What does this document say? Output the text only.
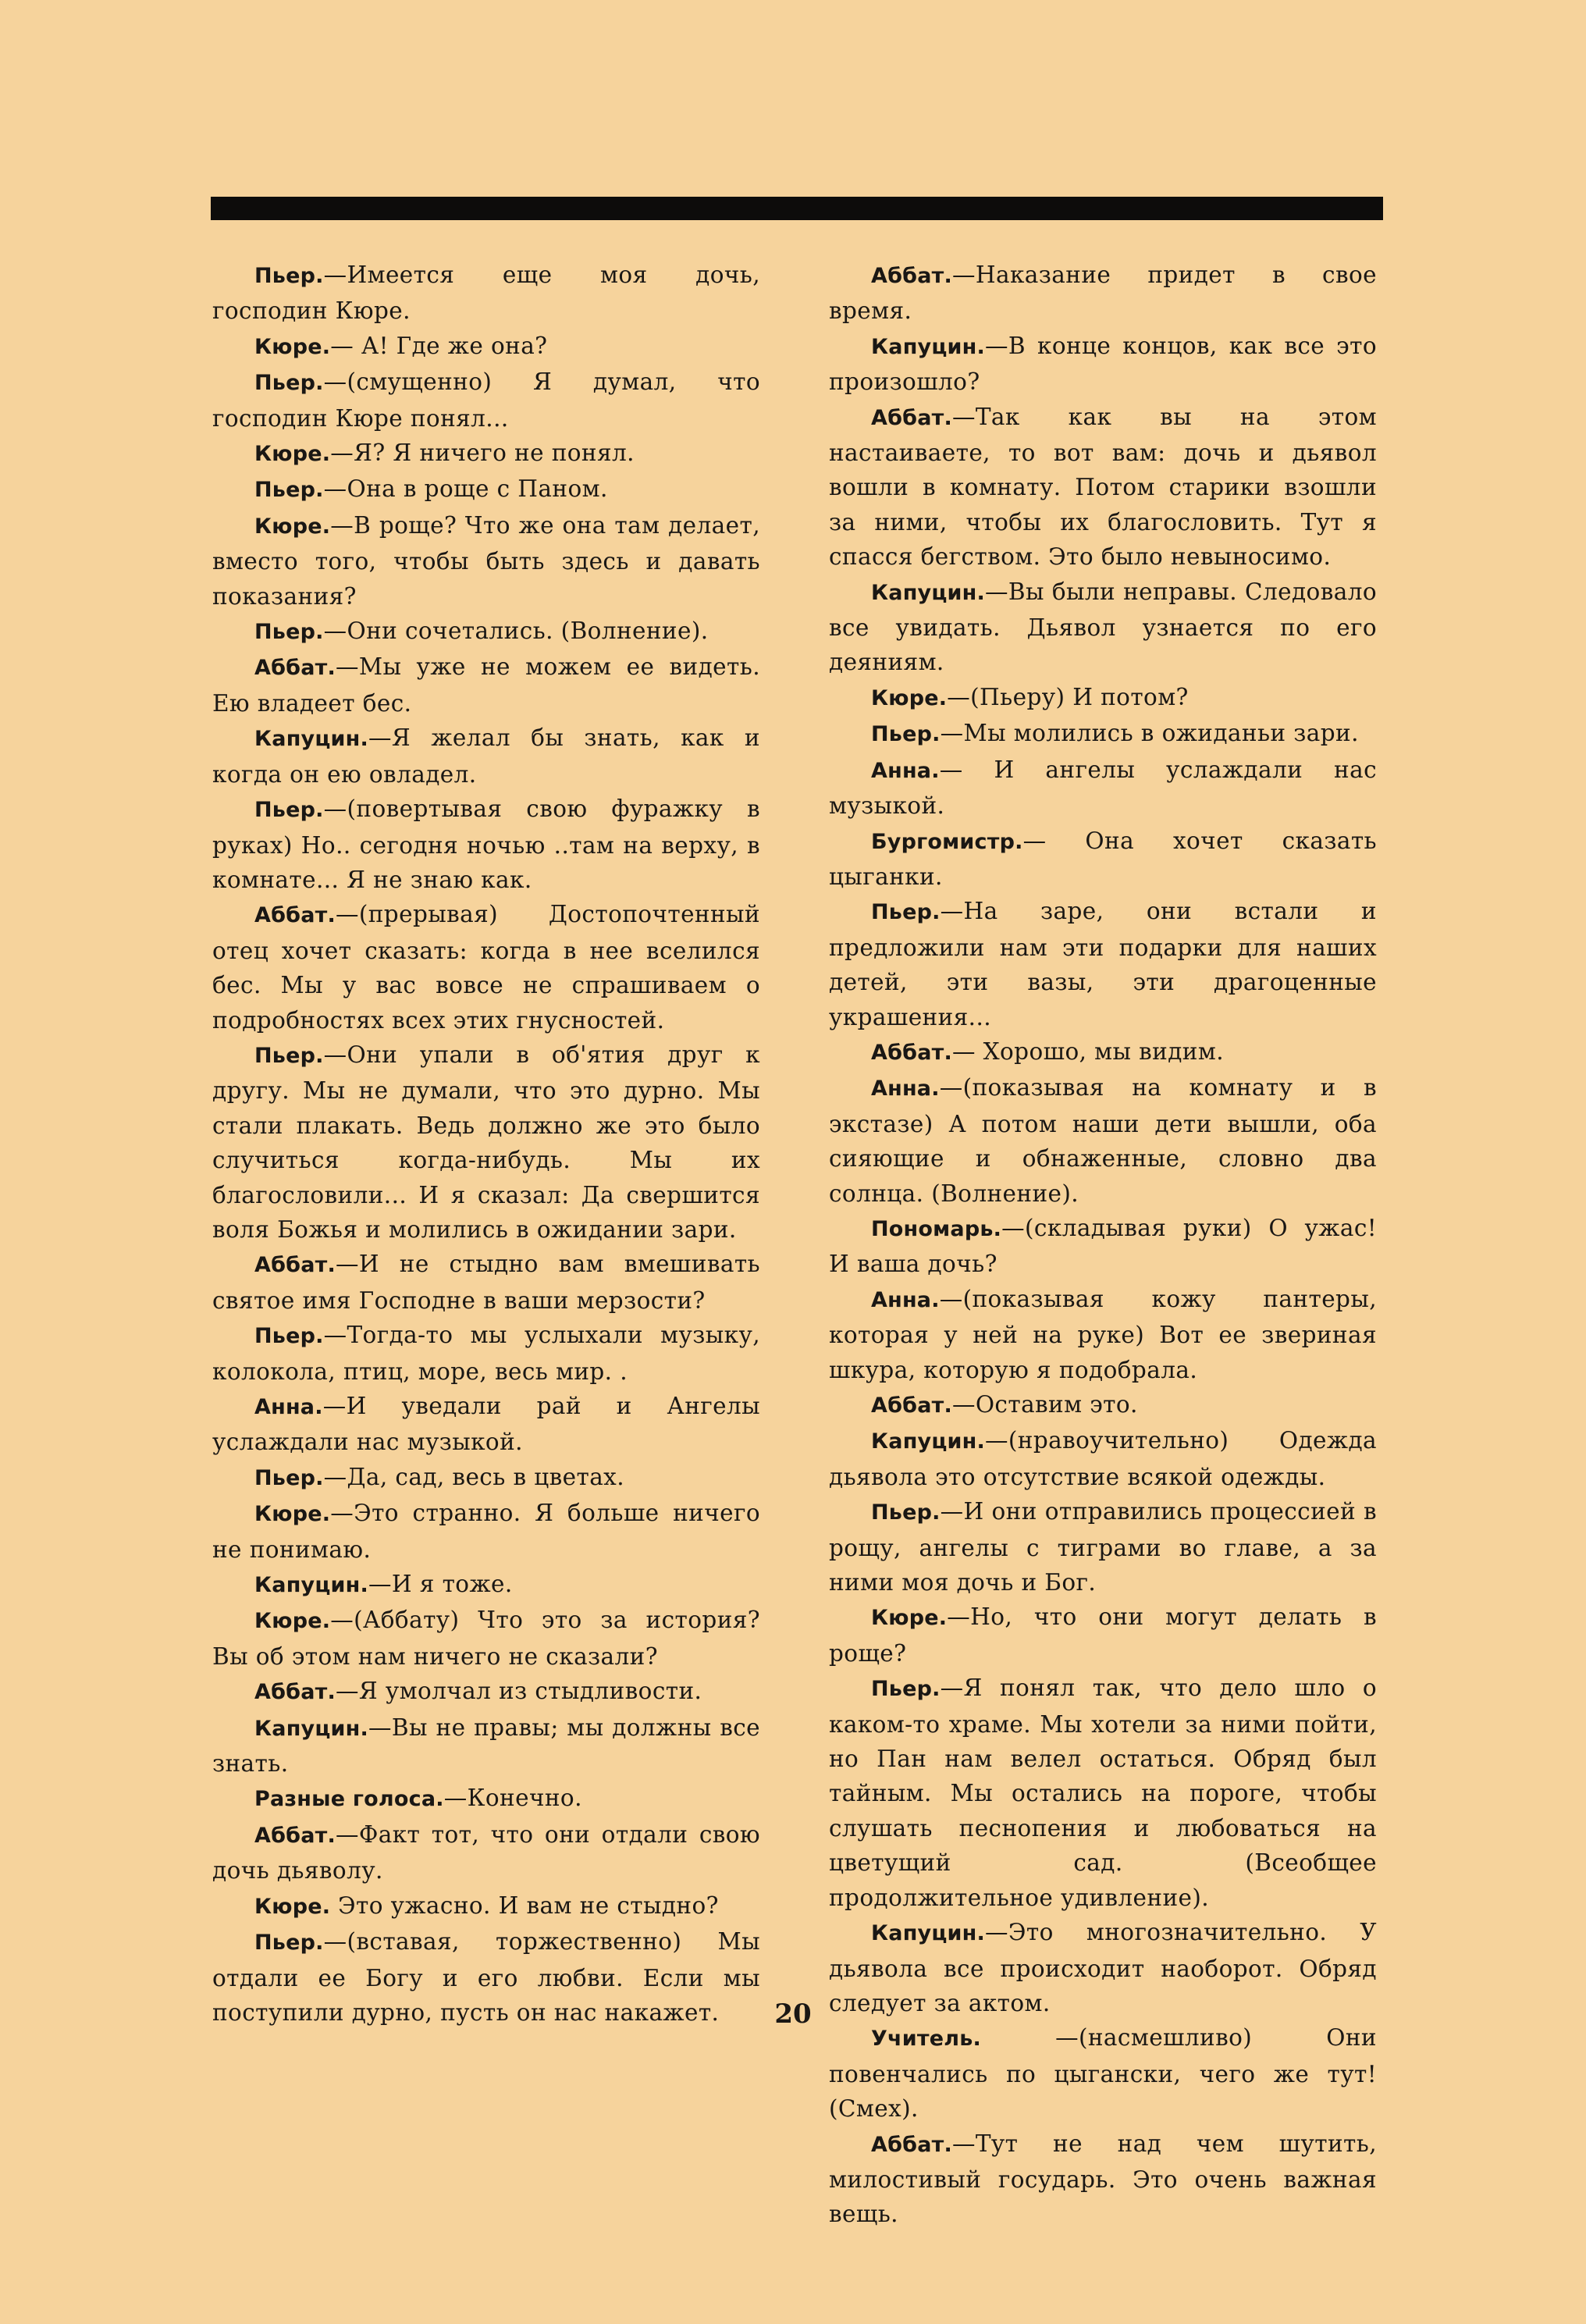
Пьер.—Имеется еще моя дочь, господин Кюре.

Кюре.— А! Где же она?

Пьер.—(смущенно) Я думал, что господин Кюре понял...

Кюре.—Я? Я ничего не понял.

Пьер.—Она в роще с Паном.

Кюре.—В роще? Что же она там делает, вместо того, чтобы быть здесь и давать показания?

Пьер.—Они сочетались. (Волнение).

Аббат.—Мы уже не можем ее видеть. Ею владеет бес.

Капуцин.—Я желал бы знать, как и когда он ею овладел.

Пьер.—(повертывая свою фуражку в руках) Но.. сегодня ночью ..там на верху, в комнате... Я не знаю как.

Аббат.—(прерывая) Достопочтенный отец хочет сказать: когда в нее вселился бес. Мы у вас вовсе не спрашиваем о подробностях всех этих гнусностей.

Пьер.—Они упали в об'ятия друг к другу. Мы не думали, что это дурно. Мы стали плакать. Ведь должно же это было случиться когда-нибудь. Мы их благословили... И я сказал: Да свершится воля Божья и молились в ожидании зари.

Аббат.—И не стыдно вам вмешивать святое имя Господне в ваши мерзости?

Пьер.—Тогда-то мы услыхали музыку, колокола, птиц, море, весь мир. .

Анна.—И уведали рай и Ангелы услаждали нас музыкой.

Пьер.—Да, сад, весь в цветах.

Кюре.—Это странно. Я больше ничего не понимаю.

Капуцин.—И я тоже.

Кюре.—(Аббату) Что это за история? Вы об этом нам ничего не сказали?

Аббат.—Я умолчал из стыдливости.

Капуцин.—Вы не правы; мы должны все знать.

Разные голоса.—Конечно.

Аббат.—Факт тот, что они отдали свою дочь дьяволу.

Кюре. Это ужасно. И вам не стыдно?

Пьер.—(вставая, торжественно) Мы отдали ее Богу и его любви. Если мы поступили дурно, пусть он нас накажет.

Аббат.—Наказание придет в свое время.

Капуцин.—В конце концов, как все это произошло?

Аббат.—Так как вы на этом настаиваете, то вот вам: дочь и дьявол вошли в комнату. Потом старики взошли за ними, чтобы их благословить. Тут я спасся бегством. Это было невыносимо.

Капуцин.—Вы были неправы. Следовало все увидать. Дьявол узнается по его деяниям.

Кюре.—(Пьеру) И потом?

Пьер.—Мы молились в ожиданьи зари.

Анна.— И ангелы услаждали нас музыкой.

Бургомистр.— Она хочет сказать цыганки.

Пьер.—На заре, они встали и предложили нам эти подарки для наших детей, эти вазы, эти драгоценные украшения...

Аббат.— Хорошо, мы видим.

Анна.—(показывая на комнату и в экстазе) А потом наши дети вышли, оба сияющие и обнаженные, словно два солнца. (Волнение).

Пономарь.—(складывая руки) О ужас! И ваша дочь?

Анна.—(показывая кожу пантеры, которая у ней на руке) Вот ее звериная шкура, которую я подобрала.

Аббат.—Оставим это.

Капуцин.—(нравоучительно) Одежда дьявола это отсутствие всякой одежды.

Пьер.—И они отправились процессией в рощу, ангелы с тиграми во главе, а за ними моя дочь и Бог.

Кюре.—Но, что они могут делать в роще?

Пьер.—Я понял так, что дело шло о каком-то храме. Мы хотели за ними пойти, но Пан нам велел остаться. Обряд был тайным. Мы остались на пороге, чтобы слушать песнопения и любоваться на цветущий сад. (Всеобщее продолжительное удивление).

Капуцин.—Это многозначительно. У дьявола все происходит наоборот. Обряд следует за актом.

Учитель. —(насмешливо) Они повенчались по цыгански, чего же тут! (Смех).

Аббат.—Тут не над чем шутить, милостивый государь. Это очень важная вещь.

20
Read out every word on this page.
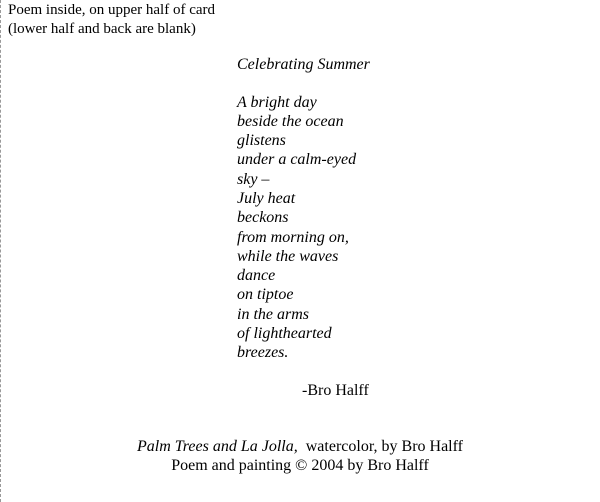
Poem inside, on upper half of card
(lower half and back are blank)
Celebrating Summer
A bright day
beside the ocean
glistens
under a calm-eyed
sky –
July heat
beckons
from morning on,
while the waves
dance
on tiptoe
in the arms
of lighthearted
breezes.
-Bro Halff
Palm Trees and La Jolla, watercolor, by Bro Halff
Poem and painting © 2004 by Bro Halff
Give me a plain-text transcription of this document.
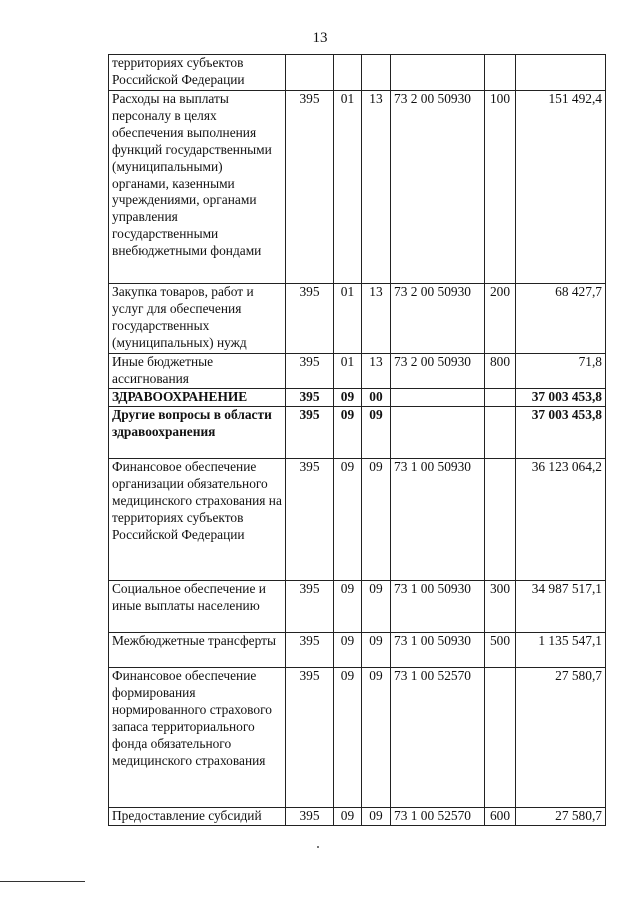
13
территориях субъектов Российской Федерации						
Расходы на выплаты персоналу в целях обеспечения выполнения функций государственными (муниципальными) органами, казенными учреждениями, органами управления государственными внебюджетными фондами	395	01	13	73 2 00 50930	100	151 492,4
Закупка товаров, работ и услуг для обеспечения государственных (муниципальных) нужд	395	01	13	73 2 00 50930	200	68 427,7
Иные бюджетные ассигнования	395	01	13	73 2 00 50930	800	71,8
ЗДРАВООХРАНЕНИЕ	395	09	00			37 003 453,8
Другие вопросы в области здравоохранения	395	09	09			37 003 453,8
Финансовое обеспечение организации обязательного медицинского страхования на территориях субъектов Российской Федерации	395	09	09	73 1 00 50930		36 123 064,2
Социальное обеспечение и иные выплаты населению	395	09	09	73 1 00 50930	300	34 987 517,1
Межбюджетные трансферты	395	09	09	73 1 00 50930	500	1 135 547,1
Финансовое обеспечение формирования нормированного страхового запаса территориального фонда обязательного медицинского страхования	395	09	09	73 1 00 52570		27 580,7
Предоставление субсидий	395	09	09	73 1 00 52570	600	27 580,7
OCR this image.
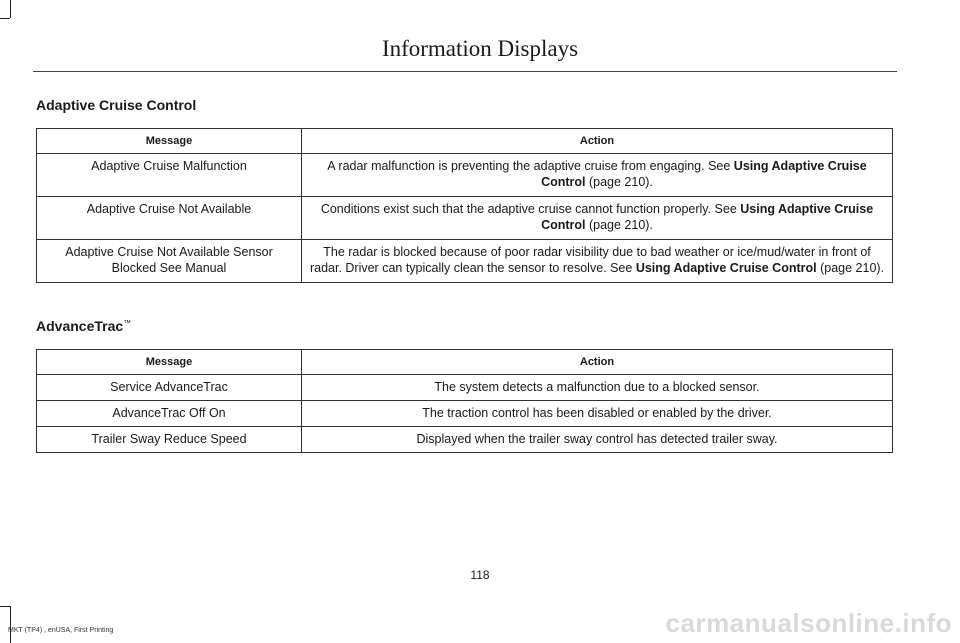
Information Displays
Adaptive Cruise Control
Message	Action
Adaptive Cruise Malfunction	A radar malfunction is preventing the adaptive cruise from engaging. See Using Adaptive Cruise Control (page 210).
Adaptive Cruise Not Available	Conditions exist such that the adaptive cruise cannot function properly. See Using Adaptive Cruise Control (page 210).
Adaptive Cruise Not Available Sensor Blocked See Manual	The radar is blocked because of poor radar visibility due to bad weather or ice/mud/water in front of radar. Driver can typically clean the sensor to resolve. See Using Adaptive Cruise Control (page 210).
AdvanceTrac™
Message	Action
Service AdvanceTrac	The system detects a malfunction due to a blocked sensor.
AdvanceTrac Off On	The traction control has been disabled or enabled by the driver.
Trailer Sway Reduce Speed	Displayed when the trailer sway control has detected trailer sway.
118
MKT (TP4) , enUSA, First Printing	carmanualsonline.info
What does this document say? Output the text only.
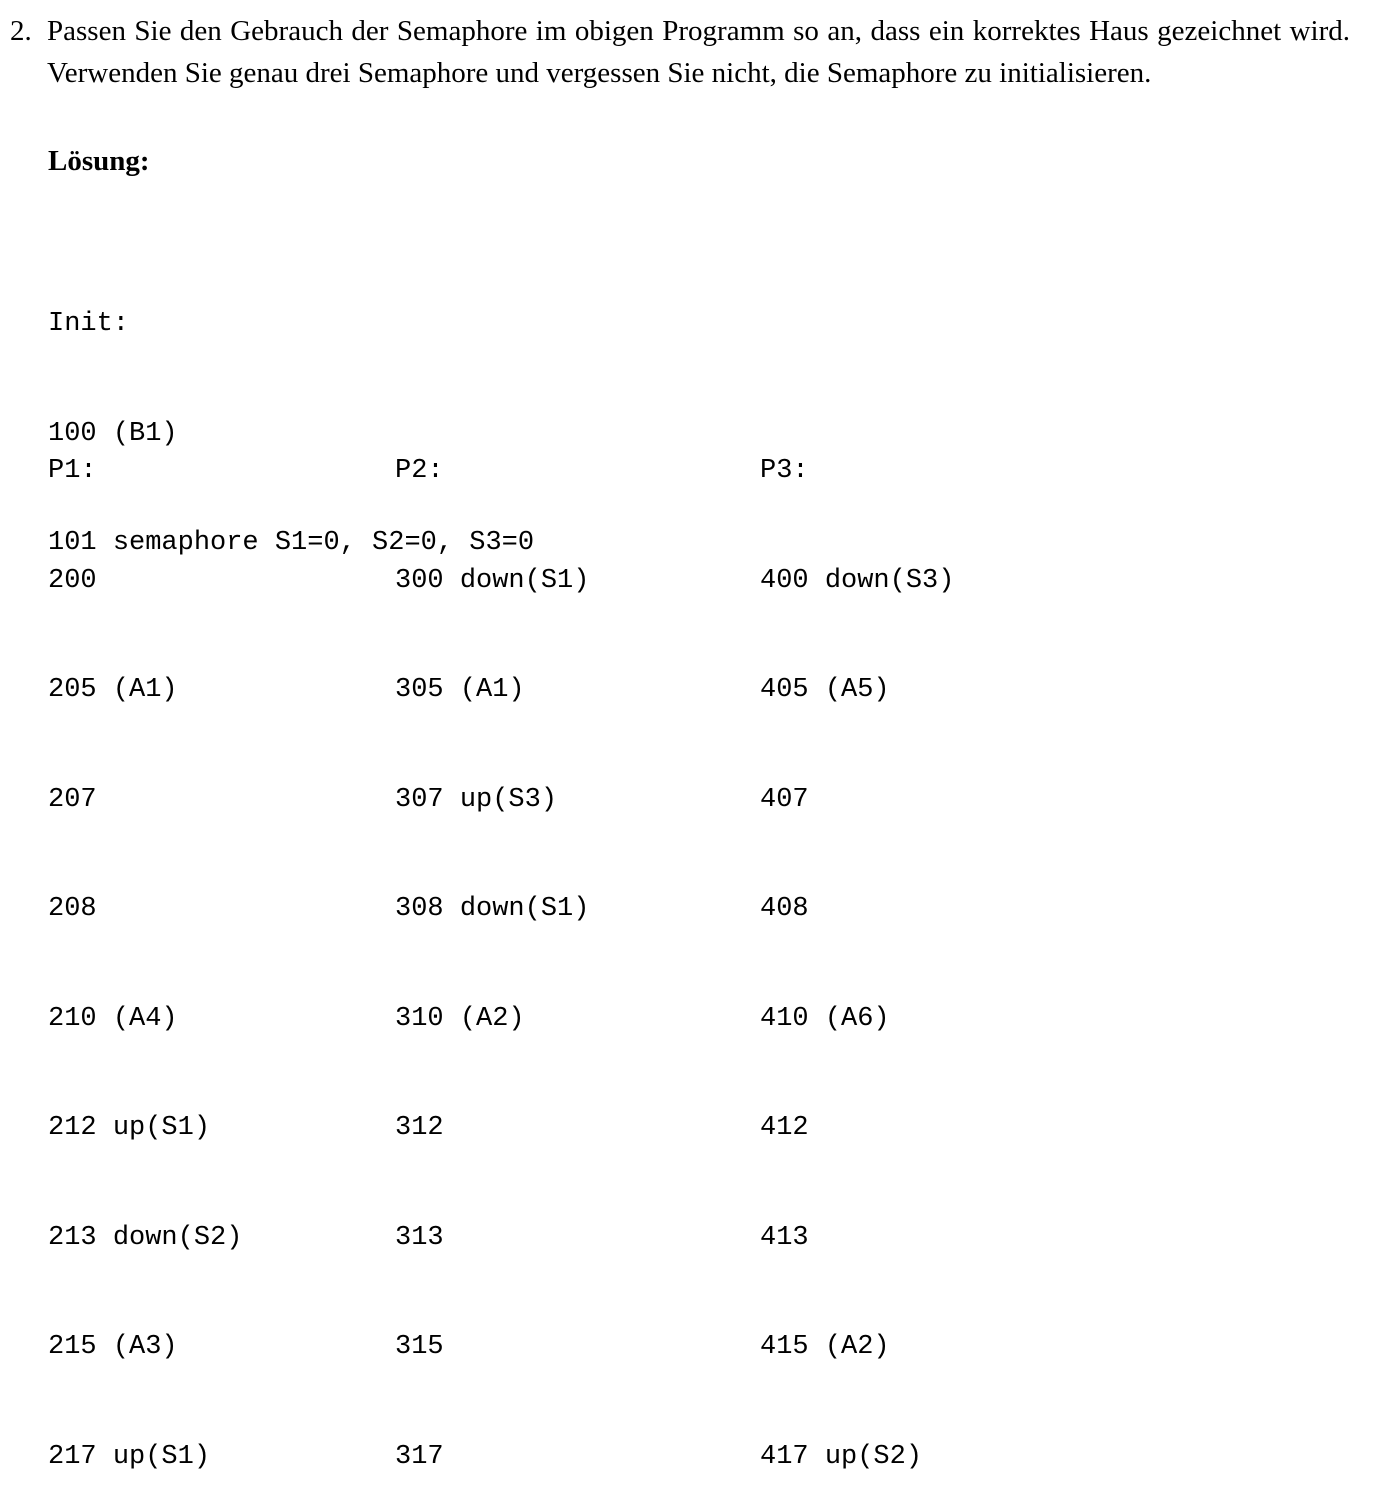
2. Passen Sie den Gebrauch der Semaphore im obigen Programm so an, dass ein korrektes Haus gezeichnet wird. Verwenden Sie genau drei Semaphore und vergessen Sie nicht, die Semaphore zu initialisieren.
Lösung:

Init:

100 (B1)

101 semaphore S1=0, S2=0, S3=0

P1:

200

205 (A1)

207

208

210 (A4)

212 up(S1)

213 down(S2)

215 (A3)

217 up(S1)

P2:

300 down(S1)

305 (A1)

307 up(S3)

308 down(S1)

310 (A2)

312

313

315

317

P3:

400 down(S3)

405 (A5)

407

408

410 (A6)

412

413

415 (A2)

417 up(S2)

= WHAT IS ASKED =
Go through the material line by line. Show each line that contains the string "понял".

= TASK OUTPUT =
Пьер.—(смущенно) Я думал, что господин Кюре понял...
Кюре.—Я? Я ничего не понял.
Пьер.—Я понял так, что дело шло о каком-то храме. Мы хотели за ними пойти, но Пан нам велел остаться. Обряд был тайным. Мы остались на пороге, чтобы слушать песнопения и любоваться на цветущий сад. (Всеобщее продолжительное удивление).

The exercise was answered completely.